Exercise aim
Using the listing below, extract each line that has the word "effects" in it.

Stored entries
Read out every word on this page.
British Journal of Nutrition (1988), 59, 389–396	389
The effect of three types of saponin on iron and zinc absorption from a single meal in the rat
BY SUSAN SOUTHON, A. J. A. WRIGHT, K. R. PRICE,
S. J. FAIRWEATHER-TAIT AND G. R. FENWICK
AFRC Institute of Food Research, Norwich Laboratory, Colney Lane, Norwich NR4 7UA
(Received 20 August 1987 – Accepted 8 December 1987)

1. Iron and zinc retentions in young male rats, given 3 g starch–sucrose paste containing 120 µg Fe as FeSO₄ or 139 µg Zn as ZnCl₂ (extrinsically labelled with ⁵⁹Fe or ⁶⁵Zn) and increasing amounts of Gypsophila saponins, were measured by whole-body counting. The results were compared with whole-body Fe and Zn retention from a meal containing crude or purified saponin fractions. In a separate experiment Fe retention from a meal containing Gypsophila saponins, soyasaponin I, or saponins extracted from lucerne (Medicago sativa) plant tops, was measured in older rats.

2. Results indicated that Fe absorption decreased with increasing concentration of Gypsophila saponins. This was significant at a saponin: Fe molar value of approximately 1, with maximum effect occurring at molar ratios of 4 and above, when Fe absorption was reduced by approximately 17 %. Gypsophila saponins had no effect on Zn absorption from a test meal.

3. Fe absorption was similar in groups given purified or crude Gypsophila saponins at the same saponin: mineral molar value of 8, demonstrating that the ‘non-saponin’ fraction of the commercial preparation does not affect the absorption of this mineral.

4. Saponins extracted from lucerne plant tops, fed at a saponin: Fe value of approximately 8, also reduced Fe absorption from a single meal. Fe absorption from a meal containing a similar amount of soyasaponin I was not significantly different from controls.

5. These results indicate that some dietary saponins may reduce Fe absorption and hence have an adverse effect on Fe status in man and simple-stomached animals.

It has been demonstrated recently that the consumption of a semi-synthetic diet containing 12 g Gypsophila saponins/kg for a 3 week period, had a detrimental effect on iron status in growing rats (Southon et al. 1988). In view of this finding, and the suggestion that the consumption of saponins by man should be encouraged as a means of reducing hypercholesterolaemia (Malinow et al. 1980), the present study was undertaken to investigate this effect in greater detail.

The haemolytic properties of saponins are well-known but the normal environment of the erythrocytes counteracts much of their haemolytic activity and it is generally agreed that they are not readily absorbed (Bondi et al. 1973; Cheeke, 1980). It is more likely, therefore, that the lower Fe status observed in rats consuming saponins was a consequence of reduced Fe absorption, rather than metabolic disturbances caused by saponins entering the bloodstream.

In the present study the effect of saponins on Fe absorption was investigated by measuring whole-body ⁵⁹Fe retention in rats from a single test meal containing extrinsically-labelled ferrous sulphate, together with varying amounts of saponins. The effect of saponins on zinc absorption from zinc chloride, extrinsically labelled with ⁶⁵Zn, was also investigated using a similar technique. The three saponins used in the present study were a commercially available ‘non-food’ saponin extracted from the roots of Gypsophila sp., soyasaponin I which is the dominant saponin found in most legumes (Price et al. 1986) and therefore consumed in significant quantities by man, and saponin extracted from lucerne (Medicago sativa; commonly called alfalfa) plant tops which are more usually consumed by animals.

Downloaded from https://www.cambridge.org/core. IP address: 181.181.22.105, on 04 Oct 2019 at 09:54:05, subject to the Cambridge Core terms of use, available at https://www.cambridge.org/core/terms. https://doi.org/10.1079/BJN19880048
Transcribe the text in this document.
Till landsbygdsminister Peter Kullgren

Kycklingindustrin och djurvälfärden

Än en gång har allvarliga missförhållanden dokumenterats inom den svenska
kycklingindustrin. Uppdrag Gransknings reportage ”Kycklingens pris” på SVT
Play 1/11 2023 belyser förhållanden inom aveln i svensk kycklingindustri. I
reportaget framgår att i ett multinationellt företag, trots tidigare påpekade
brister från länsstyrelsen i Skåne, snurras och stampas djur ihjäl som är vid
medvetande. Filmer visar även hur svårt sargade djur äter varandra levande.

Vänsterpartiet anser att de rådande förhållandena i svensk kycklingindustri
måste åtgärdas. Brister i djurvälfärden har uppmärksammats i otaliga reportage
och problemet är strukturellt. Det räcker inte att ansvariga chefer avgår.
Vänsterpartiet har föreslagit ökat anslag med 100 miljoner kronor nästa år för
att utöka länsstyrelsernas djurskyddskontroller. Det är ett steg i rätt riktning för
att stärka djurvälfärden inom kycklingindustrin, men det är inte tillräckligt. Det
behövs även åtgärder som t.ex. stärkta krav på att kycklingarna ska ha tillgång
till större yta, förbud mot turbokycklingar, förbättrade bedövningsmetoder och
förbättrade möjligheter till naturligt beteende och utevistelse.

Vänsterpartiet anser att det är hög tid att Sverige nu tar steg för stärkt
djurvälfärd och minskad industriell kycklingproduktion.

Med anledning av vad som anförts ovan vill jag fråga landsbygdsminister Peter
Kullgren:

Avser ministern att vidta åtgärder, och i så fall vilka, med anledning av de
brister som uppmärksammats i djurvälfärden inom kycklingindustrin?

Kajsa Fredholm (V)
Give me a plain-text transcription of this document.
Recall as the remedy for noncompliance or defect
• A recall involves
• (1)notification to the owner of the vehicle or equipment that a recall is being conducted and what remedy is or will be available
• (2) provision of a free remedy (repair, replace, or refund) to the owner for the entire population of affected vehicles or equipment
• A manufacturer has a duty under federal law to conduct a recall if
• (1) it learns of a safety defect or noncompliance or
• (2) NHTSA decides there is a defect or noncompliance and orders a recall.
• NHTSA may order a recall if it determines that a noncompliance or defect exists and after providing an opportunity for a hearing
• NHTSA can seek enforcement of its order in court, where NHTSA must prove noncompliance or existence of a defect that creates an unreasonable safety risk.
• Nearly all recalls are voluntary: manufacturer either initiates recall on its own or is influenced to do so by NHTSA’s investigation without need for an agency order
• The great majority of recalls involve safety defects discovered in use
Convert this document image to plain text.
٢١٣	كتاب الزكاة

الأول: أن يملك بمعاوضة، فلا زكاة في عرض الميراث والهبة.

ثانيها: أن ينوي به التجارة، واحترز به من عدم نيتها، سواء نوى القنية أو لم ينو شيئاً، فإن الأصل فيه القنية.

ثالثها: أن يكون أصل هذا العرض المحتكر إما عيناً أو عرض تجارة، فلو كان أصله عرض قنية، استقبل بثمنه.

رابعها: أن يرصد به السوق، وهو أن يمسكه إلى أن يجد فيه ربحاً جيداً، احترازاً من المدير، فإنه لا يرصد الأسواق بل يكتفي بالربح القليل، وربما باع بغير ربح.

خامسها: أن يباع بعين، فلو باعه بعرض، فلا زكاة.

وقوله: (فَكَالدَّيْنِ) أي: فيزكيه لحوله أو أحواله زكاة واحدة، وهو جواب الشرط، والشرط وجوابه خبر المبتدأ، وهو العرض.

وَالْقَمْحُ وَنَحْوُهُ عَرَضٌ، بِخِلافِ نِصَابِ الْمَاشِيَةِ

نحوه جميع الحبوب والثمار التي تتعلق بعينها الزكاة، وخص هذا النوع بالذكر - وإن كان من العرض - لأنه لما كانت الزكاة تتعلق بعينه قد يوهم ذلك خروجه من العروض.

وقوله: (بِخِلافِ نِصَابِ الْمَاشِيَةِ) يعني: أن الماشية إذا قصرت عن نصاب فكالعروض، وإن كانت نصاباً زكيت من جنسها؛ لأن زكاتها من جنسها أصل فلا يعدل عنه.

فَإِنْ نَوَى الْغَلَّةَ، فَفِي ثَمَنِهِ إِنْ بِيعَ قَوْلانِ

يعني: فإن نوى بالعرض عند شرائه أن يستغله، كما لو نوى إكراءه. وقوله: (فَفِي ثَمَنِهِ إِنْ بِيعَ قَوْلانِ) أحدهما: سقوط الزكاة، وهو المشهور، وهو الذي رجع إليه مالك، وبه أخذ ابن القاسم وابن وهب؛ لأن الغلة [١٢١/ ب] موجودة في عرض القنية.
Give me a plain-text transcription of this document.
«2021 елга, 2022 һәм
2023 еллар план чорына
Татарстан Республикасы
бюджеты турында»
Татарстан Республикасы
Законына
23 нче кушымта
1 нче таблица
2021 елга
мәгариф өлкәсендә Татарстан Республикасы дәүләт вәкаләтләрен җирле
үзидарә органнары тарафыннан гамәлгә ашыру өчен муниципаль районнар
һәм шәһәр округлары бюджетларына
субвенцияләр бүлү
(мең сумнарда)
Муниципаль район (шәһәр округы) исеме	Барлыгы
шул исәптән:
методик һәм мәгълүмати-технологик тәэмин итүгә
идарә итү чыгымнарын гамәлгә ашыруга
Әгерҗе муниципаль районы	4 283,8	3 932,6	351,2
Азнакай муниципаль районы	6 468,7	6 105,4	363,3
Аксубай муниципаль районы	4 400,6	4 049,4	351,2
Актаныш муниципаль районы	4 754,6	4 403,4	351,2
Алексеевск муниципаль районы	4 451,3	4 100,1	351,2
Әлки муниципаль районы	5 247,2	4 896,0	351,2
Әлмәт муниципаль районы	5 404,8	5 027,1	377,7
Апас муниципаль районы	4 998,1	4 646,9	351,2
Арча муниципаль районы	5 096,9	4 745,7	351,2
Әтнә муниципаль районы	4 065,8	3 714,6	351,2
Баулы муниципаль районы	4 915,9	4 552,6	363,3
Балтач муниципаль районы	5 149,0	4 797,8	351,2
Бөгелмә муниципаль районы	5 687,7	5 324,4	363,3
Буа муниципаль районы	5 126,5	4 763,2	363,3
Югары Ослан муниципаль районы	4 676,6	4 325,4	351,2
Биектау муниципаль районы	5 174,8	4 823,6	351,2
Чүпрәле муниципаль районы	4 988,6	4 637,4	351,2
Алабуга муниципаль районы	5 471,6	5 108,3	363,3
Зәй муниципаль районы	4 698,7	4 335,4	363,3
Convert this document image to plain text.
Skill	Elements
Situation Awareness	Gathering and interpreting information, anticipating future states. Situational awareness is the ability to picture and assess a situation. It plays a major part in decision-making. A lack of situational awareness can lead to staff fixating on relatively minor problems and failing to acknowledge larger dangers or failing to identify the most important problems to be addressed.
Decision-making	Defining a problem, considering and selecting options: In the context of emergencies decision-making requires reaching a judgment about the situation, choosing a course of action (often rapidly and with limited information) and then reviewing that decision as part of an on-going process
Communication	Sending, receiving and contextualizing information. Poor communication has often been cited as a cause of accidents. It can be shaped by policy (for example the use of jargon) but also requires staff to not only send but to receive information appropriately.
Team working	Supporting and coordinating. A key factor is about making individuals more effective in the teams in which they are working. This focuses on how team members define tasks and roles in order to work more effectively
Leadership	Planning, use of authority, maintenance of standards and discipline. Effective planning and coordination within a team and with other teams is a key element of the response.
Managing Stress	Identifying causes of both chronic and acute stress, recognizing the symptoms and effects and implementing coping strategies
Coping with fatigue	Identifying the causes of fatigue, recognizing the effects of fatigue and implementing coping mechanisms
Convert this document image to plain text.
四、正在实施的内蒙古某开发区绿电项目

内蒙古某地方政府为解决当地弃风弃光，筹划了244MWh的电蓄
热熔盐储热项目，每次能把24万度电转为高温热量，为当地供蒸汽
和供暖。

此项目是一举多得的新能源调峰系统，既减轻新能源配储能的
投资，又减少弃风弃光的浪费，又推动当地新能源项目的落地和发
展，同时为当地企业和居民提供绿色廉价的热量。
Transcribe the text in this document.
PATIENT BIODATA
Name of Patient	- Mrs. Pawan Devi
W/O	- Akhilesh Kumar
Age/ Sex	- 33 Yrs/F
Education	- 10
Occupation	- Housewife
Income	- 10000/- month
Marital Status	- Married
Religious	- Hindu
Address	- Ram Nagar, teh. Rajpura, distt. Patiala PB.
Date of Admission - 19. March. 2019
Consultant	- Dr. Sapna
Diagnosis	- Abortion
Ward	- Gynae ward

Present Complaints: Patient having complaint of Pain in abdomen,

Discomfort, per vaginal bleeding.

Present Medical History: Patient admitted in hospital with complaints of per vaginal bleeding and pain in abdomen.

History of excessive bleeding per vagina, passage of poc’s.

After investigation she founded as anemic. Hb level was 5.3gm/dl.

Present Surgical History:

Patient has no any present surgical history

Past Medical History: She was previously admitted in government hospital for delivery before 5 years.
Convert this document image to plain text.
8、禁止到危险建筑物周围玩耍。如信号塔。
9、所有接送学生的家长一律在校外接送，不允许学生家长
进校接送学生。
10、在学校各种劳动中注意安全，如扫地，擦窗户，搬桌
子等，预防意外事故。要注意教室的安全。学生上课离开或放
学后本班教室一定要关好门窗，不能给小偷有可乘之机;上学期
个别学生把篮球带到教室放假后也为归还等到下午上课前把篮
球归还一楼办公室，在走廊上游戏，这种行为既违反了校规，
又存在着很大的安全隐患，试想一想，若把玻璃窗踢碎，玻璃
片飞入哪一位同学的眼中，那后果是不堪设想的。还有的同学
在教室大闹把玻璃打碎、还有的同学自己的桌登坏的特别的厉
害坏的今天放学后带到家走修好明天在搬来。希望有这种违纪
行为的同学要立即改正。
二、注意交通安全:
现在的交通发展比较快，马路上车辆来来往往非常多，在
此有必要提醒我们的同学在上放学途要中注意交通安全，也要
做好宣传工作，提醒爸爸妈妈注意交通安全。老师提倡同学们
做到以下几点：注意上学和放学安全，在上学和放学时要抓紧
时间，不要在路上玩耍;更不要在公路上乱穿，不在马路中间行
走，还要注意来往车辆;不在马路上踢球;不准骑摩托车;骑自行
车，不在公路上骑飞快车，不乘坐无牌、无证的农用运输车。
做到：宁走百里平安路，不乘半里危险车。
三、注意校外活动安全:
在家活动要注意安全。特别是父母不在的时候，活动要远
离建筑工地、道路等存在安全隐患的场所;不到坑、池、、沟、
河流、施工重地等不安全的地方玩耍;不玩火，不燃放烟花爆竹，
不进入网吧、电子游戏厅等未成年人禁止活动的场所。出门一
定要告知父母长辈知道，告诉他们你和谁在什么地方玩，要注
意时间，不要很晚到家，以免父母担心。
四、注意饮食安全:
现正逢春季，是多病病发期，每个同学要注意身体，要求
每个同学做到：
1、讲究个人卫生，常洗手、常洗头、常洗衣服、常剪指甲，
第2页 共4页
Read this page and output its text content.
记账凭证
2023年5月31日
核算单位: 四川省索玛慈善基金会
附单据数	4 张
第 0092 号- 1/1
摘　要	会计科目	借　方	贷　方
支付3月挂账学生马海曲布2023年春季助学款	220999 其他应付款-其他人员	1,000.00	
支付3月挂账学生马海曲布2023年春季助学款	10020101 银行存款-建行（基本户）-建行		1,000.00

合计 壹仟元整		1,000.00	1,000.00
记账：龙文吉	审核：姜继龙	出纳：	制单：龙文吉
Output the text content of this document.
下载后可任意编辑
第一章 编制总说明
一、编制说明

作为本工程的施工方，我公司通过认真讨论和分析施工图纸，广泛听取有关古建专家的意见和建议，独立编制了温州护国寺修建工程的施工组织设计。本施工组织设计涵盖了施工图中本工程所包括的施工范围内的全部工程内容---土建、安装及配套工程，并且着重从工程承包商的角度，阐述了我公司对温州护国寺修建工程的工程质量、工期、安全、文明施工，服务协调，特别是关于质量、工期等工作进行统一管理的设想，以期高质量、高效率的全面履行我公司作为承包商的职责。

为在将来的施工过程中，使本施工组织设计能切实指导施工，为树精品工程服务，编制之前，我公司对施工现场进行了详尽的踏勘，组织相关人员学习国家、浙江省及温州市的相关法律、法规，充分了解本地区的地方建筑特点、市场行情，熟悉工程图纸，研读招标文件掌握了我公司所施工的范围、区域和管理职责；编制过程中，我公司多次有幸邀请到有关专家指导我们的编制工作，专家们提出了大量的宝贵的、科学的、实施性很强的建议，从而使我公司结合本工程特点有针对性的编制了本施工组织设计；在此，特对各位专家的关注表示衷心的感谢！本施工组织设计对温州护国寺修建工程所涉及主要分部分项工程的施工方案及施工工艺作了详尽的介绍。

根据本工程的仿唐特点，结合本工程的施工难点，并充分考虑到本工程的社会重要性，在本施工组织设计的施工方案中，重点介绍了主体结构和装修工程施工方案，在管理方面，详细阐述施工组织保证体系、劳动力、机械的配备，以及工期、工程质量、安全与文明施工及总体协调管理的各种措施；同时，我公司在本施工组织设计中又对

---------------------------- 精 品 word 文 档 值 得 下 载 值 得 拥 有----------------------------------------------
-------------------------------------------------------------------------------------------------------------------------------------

Output below
Managing Stress	Identifying causes of both chronic and acute stress, recognizing the symptoms and effects and implementing coping strategies
Coping with fatigue	Identifying the causes of fatigue, recognizing the effects of fatigue and implementing coping mechanisms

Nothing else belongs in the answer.